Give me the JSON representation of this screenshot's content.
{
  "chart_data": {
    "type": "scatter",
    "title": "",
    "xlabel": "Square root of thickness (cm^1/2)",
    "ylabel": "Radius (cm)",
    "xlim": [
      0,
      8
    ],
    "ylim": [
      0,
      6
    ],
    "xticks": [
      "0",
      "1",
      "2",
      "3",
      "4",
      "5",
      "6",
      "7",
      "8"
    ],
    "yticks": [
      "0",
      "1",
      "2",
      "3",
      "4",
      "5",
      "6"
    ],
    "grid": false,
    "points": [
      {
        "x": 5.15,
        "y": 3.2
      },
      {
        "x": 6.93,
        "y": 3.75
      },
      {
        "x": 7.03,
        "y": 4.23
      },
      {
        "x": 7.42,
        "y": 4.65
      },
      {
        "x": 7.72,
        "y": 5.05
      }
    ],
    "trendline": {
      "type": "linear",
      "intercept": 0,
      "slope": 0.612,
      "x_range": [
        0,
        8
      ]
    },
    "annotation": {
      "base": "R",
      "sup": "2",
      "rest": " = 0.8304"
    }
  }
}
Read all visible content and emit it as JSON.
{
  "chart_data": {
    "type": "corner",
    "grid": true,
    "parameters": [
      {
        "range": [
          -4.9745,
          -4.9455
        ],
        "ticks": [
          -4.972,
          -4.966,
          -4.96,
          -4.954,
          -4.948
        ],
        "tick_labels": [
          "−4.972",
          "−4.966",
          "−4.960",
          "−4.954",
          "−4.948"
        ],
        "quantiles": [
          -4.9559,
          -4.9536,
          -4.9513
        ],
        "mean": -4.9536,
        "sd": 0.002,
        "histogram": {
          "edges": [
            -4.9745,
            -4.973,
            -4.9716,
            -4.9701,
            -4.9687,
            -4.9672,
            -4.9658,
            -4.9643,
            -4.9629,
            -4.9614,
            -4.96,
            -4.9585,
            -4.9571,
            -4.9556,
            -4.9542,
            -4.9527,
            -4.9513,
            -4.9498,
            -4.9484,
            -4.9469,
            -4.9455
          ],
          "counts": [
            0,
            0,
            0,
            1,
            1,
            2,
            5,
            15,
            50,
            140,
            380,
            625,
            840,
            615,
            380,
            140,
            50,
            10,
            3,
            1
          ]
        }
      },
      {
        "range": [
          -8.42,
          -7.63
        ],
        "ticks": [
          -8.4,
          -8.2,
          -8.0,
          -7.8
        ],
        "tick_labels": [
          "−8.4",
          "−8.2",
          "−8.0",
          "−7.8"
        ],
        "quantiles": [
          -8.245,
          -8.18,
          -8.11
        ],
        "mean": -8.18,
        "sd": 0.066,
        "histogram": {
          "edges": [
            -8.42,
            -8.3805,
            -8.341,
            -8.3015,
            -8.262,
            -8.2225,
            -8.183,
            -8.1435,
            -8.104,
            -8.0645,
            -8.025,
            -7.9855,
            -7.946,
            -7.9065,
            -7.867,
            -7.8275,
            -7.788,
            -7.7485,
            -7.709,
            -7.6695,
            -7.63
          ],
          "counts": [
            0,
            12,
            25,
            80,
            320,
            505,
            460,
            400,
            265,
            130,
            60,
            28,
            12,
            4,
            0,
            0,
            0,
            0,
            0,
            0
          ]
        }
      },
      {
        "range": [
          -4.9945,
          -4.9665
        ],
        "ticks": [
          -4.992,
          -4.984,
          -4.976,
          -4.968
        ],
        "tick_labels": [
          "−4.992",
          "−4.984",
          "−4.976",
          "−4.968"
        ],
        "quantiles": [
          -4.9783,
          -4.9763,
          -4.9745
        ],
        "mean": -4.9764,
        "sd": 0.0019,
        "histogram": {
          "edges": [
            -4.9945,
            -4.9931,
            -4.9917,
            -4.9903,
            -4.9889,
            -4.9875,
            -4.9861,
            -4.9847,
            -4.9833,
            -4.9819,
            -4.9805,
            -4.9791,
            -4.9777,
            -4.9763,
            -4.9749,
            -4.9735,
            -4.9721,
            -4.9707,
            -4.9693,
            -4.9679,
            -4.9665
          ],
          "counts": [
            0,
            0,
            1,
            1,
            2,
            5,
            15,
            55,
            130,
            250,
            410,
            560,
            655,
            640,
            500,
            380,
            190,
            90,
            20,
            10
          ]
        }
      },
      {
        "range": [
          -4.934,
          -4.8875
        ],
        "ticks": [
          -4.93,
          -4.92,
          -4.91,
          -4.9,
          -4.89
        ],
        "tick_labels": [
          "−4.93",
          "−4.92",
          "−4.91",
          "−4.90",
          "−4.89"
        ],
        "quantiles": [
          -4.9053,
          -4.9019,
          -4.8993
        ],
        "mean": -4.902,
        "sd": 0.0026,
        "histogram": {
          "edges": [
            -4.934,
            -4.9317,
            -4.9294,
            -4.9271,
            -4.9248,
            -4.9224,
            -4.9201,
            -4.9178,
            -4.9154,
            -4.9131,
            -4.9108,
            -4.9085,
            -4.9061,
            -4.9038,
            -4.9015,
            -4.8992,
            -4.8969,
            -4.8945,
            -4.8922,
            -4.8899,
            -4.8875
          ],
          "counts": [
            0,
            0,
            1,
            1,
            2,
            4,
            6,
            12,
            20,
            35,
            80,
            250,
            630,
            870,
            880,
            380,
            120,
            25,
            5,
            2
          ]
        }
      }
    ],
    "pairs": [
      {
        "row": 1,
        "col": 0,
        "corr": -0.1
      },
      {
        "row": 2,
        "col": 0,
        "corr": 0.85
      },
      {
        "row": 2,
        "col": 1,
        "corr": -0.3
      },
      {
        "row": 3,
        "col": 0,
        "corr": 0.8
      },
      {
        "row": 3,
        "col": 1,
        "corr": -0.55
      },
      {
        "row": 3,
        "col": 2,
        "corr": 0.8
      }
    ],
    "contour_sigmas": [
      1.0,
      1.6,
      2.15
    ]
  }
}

TASK DESCRIPTION: Looking at the listing above, how many of its lines contain the string "content"? Give the number alone.

RESULT OF THE EXERCISE: 2